■ What is required
Reproduce the listing word for word. Skip any image.
⁂
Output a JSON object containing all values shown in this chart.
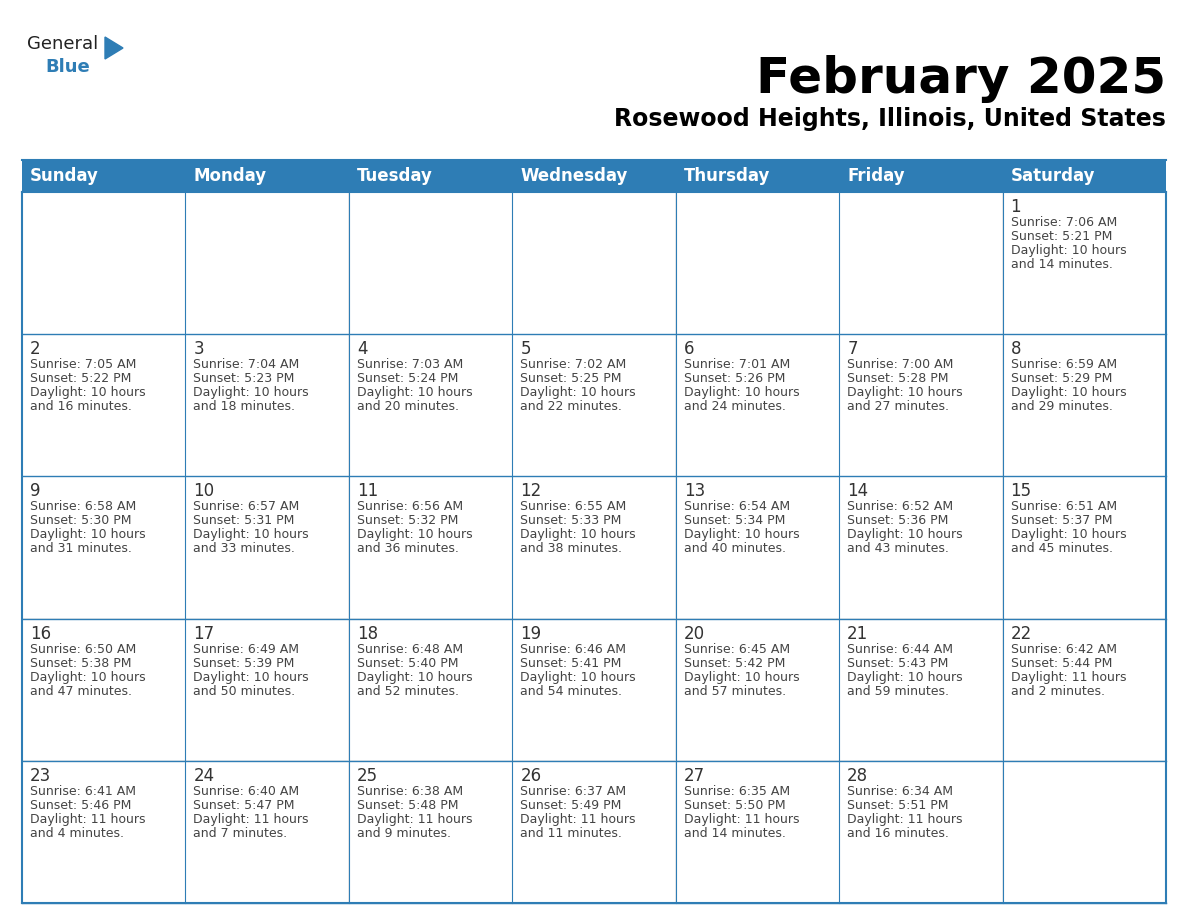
{
  "title": "February 2025",
  "subtitle": "Rosewood Heights, Illinois, United States",
  "header_bg": "#2E7DB5",
  "header_text_color": "#FFFFFF",
  "cell_bg_white": "#FFFFFF",
  "cell_bg_gray": "#EBEBEB",
  "border_color": "#2E7DB5",
  "day_number_color": "#333333",
  "text_color": "#444444",
  "days_of_week": [
    "Sunday",
    "Monday",
    "Tuesday",
    "Wednesday",
    "Thursday",
    "Friday",
    "Saturday"
  ],
  "weeks": [
    [
      {
        "day": "",
        "info": ""
      },
      {
        "day": "",
        "info": ""
      },
      {
        "day": "",
        "info": ""
      },
      {
        "day": "",
        "info": ""
      },
      {
        "day": "",
        "info": ""
      },
      {
        "day": "",
        "info": ""
      },
      {
        "day": "1",
        "info": "Sunrise: 7:06 AM\nSunset: 5:21 PM\nDaylight: 10 hours\nand 14 minutes."
      }
    ],
    [
      {
        "day": "2",
        "info": "Sunrise: 7:05 AM\nSunset: 5:22 PM\nDaylight: 10 hours\nand 16 minutes."
      },
      {
        "day": "3",
        "info": "Sunrise: 7:04 AM\nSunset: 5:23 PM\nDaylight: 10 hours\nand 18 minutes."
      },
      {
        "day": "4",
        "info": "Sunrise: 7:03 AM\nSunset: 5:24 PM\nDaylight: 10 hours\nand 20 minutes."
      },
      {
        "day": "5",
        "info": "Sunrise: 7:02 AM\nSunset: 5:25 PM\nDaylight: 10 hours\nand 22 minutes."
      },
      {
        "day": "6",
        "info": "Sunrise: 7:01 AM\nSunset: 5:26 PM\nDaylight: 10 hours\nand 24 minutes."
      },
      {
        "day": "7",
        "info": "Sunrise: 7:00 AM\nSunset: 5:28 PM\nDaylight: 10 hours\nand 27 minutes."
      },
      {
        "day": "8",
        "info": "Sunrise: 6:59 AM\nSunset: 5:29 PM\nDaylight: 10 hours\nand 29 minutes."
      }
    ],
    [
      {
        "day": "9",
        "info": "Sunrise: 6:58 AM\nSunset: 5:30 PM\nDaylight: 10 hours\nand 31 minutes."
      },
      {
        "day": "10",
        "info": "Sunrise: 6:57 AM\nSunset: 5:31 PM\nDaylight: 10 hours\nand 33 minutes."
      },
      {
        "day": "11",
        "info": "Sunrise: 6:56 AM\nSunset: 5:32 PM\nDaylight: 10 hours\nand 36 minutes."
      },
      {
        "day": "12",
        "info": "Sunrise: 6:55 AM\nSunset: 5:33 PM\nDaylight: 10 hours\nand 38 minutes."
      },
      {
        "day": "13",
        "info": "Sunrise: 6:54 AM\nSunset: 5:34 PM\nDaylight: 10 hours\nand 40 minutes."
      },
      {
        "day": "14",
        "info": "Sunrise: 6:52 AM\nSunset: 5:36 PM\nDaylight: 10 hours\nand 43 minutes."
      },
      {
        "day": "15",
        "info": "Sunrise: 6:51 AM\nSunset: 5:37 PM\nDaylight: 10 hours\nand 45 minutes."
      }
    ],
    [
      {
        "day": "16",
        "info": "Sunrise: 6:50 AM\nSunset: 5:38 PM\nDaylight: 10 hours\nand 47 minutes."
      },
      {
        "day": "17",
        "info": "Sunrise: 6:49 AM\nSunset: 5:39 PM\nDaylight: 10 hours\nand 50 minutes."
      },
      {
        "day": "18",
        "info": "Sunrise: 6:48 AM\nSunset: 5:40 PM\nDaylight: 10 hours\nand 52 minutes."
      },
      {
        "day": "19",
        "info": "Sunrise: 6:46 AM\nSunset: 5:41 PM\nDaylight: 10 hours\nand 54 minutes."
      },
      {
        "day": "20",
        "info": "Sunrise: 6:45 AM\nSunset: 5:42 PM\nDaylight: 10 hours\nand 57 minutes."
      },
      {
        "day": "21",
        "info": "Sunrise: 6:44 AM\nSunset: 5:43 PM\nDaylight: 10 hours\nand 59 minutes."
      },
      {
        "day": "22",
        "info": "Sunrise: 6:42 AM\nSunset: 5:44 PM\nDaylight: 11 hours\nand 2 minutes."
      }
    ],
    [
      {
        "day": "23",
        "info": "Sunrise: 6:41 AM\nSunset: 5:46 PM\nDaylight: 11 hours\nand 4 minutes."
      },
      {
        "day": "24",
        "info": "Sunrise: 6:40 AM\nSunset: 5:47 PM\nDaylight: 11 hours\nand 7 minutes."
      },
      {
        "day": "25",
        "info": "Sunrise: 6:38 AM\nSunset: 5:48 PM\nDaylight: 11 hours\nand 9 minutes."
      },
      {
        "day": "26",
        "info": "Sunrise: 6:37 AM\nSunset: 5:49 PM\nDaylight: 11 hours\nand 11 minutes."
      },
      {
        "day": "27",
        "info": "Sunrise: 6:35 AM\nSunset: 5:50 PM\nDaylight: 11 hours\nand 14 minutes."
      },
      {
        "day": "28",
        "info": "Sunrise: 6:34 AM\nSunset: 5:51 PM\nDaylight: 11 hours\nand 16 minutes."
      },
      {
        "day": "",
        "info": ""
      }
    ]
  ],
  "logo_text1": "General",
  "logo_text2": "Blue",
  "logo_color1": "#222222",
  "logo_color2": "#2E7DB5",
  "logo_triangle_color": "#2E7DB5",
  "title_fontsize": 36,
  "subtitle_fontsize": 17,
  "header_fontsize": 12,
  "day_num_fontsize": 12,
  "info_fontsize": 9
}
⁂
■ Answer in full
Output a JSON object containing all values shown in this chart.
{
  "title": "February 2025",
  "subtitle": "Rosewood Heights, Illinois, United States",
  "header_bg": "#2E7DB5",
  "header_text_color": "#FFFFFF",
  "cell_bg_white": "#FFFFFF",
  "cell_bg_gray": "#EBEBEB",
  "border_color": "#2E7DB5",
  "day_number_color": "#333333",
  "text_color": "#444444",
  "days_of_week": [
    "Sunday",
    "Monday",
    "Tuesday",
    "Wednesday",
    "Thursday",
    "Friday",
    "Saturday"
  ],
  "weeks": [
    [
      {
        "day": "",
        "info": ""
      },
      {
        "day": "",
        "info": ""
      },
      {
        "day": "",
        "info": ""
      },
      {
        "day": "",
        "info": ""
      },
      {
        "day": "",
        "info": ""
      },
      {
        "day": "",
        "info": ""
      },
      {
        "day": "1",
        "info": "Sunrise: 7:06 AM\nSunset: 5:21 PM\nDaylight: 10 hours\nand 14 minutes."
      }
    ],
    [
      {
        "day": "2",
        "info": "Sunrise: 7:05 AM\nSunset: 5:22 PM\nDaylight: 10 hours\nand 16 minutes."
      },
      {
        "day": "3",
        "info": "Sunrise: 7:04 AM\nSunset: 5:23 PM\nDaylight: 10 hours\nand 18 minutes."
      },
      {
        "day": "4",
        "info": "Sunrise: 7:03 AM\nSunset: 5:24 PM\nDaylight: 10 hours\nand 20 minutes."
      },
      {
        "day": "5",
        "info": "Sunrise: 7:02 AM\nSunset: 5:25 PM\nDaylight: 10 hours\nand 22 minutes."
      },
      {
        "day": "6",
        "info": "Sunrise: 7:01 AM\nSunset: 5:26 PM\nDaylight: 10 hours\nand 24 minutes."
      },
      {
        "day": "7",
        "info": "Sunrise: 7:00 AM\nSunset: 5:28 PM\nDaylight: 10 hours\nand 27 minutes."
      },
      {
        "day": "8",
        "info": "Sunrise: 6:59 AM\nSunset: 5:29 PM\nDaylight: 10 hours\nand 29 minutes."
      }
    ],
    [
      {
        "day": "9",
        "info": "Sunrise: 6:58 AM\nSunset: 5:30 PM\nDaylight: 10 hours\nand 31 minutes."
      },
      {
        "day": "10",
        "info": "Sunrise: 6:57 AM\nSunset: 5:31 PM\nDaylight: 10 hours\nand 33 minutes."
      },
      {
        "day": "11",
        "info": "Sunrise: 6:56 AM\nSunset: 5:32 PM\nDaylight: 10 hours\nand 36 minutes."
      },
      {
        "day": "12",
        "info": "Sunrise: 6:55 AM\nSunset: 5:33 PM\nDaylight: 10 hours\nand 38 minutes."
      },
      {
        "day": "13",
        "info": "Sunrise: 6:54 AM\nSunset: 5:34 PM\nDaylight: 10 hours\nand 40 minutes."
      },
      {
        "day": "14",
        "info": "Sunrise: 6:52 AM\nSunset: 5:36 PM\nDaylight: 10 hours\nand 43 minutes."
      },
      {
        "day": "15",
        "info": "Sunrise: 6:51 AM\nSunset: 5:37 PM\nDaylight: 10 hours\nand 45 minutes."
      }
    ],
    [
      {
        "day": "16",
        "info": "Sunrise: 6:50 AM\nSunset: 5:38 PM\nDaylight: 10 hours\nand 47 minutes."
      },
      {
        "day": "17",
        "info": "Sunrise: 6:49 AM\nSunset: 5:39 PM\nDaylight: 10 hours\nand 50 minutes."
      },
      {
        "day": "18",
        "info": "Sunrise: 6:48 AM\nSunset: 5:40 PM\nDaylight: 10 hours\nand 52 minutes."
      },
      {
        "day": "19",
        "info": "Sunrise: 6:46 AM\nSunset: 5:41 PM\nDaylight: 10 hours\nand 54 minutes."
      },
      {
        "day": "20",
        "info": "Sunrise: 6:45 AM\nSunset: 5:42 PM\nDaylight: 10 hours\nand 57 minutes."
      },
      {
        "day": "21",
        "info": "Sunrise: 6:44 AM\nSunset: 5:43 PM\nDaylight: 10 hours\nand 59 minutes."
      },
      {
        "day": "22",
        "info": "Sunrise: 6:42 AM\nSunset: 5:44 PM\nDaylight: 11 hours\nand 2 minutes."
      }
    ],
    [
      {
        "day": "23",
        "info": "Sunrise: 6:41 AM\nSunset: 5:46 PM\nDaylight: 11 hours\nand 4 minutes."
      },
      {
        "day": "24",
        "info": "Sunrise: 6:40 AM\nSunset: 5:47 PM\nDaylight: 11 hours\nand 7 minutes."
      },
      {
        "day": "25",
        "info": "Sunrise: 6:38 AM\nSunset: 5:48 PM\nDaylight: 11 hours\nand 9 minutes."
      },
      {
        "day": "26",
        "info": "Sunrise: 6:37 AM\nSunset: 5:49 PM\nDaylight: 11 hours\nand 11 minutes."
      },
      {
        "day": "27",
        "info": "Sunrise: 6:35 AM\nSunset: 5:50 PM\nDaylight: 11 hours\nand 14 minutes."
      },
      {
        "day": "28",
        "info": "Sunrise: 6:34 AM\nSunset: 5:51 PM\nDaylight: 11 hours\nand 16 minutes."
      },
      {
        "day": "",
        "info": ""
      }
    ]
  ],
  "logo_text1": "General",
  "logo_text2": "Blue",
  "logo_color1": "#222222",
  "logo_color2": "#2E7DB5",
  "logo_triangle_color": "#2E7DB5",
  "title_fontsize": 36,
  "subtitle_fontsize": 17,
  "header_fontsize": 12,
  "day_num_fontsize": 12,
  "info_fontsize": 9
}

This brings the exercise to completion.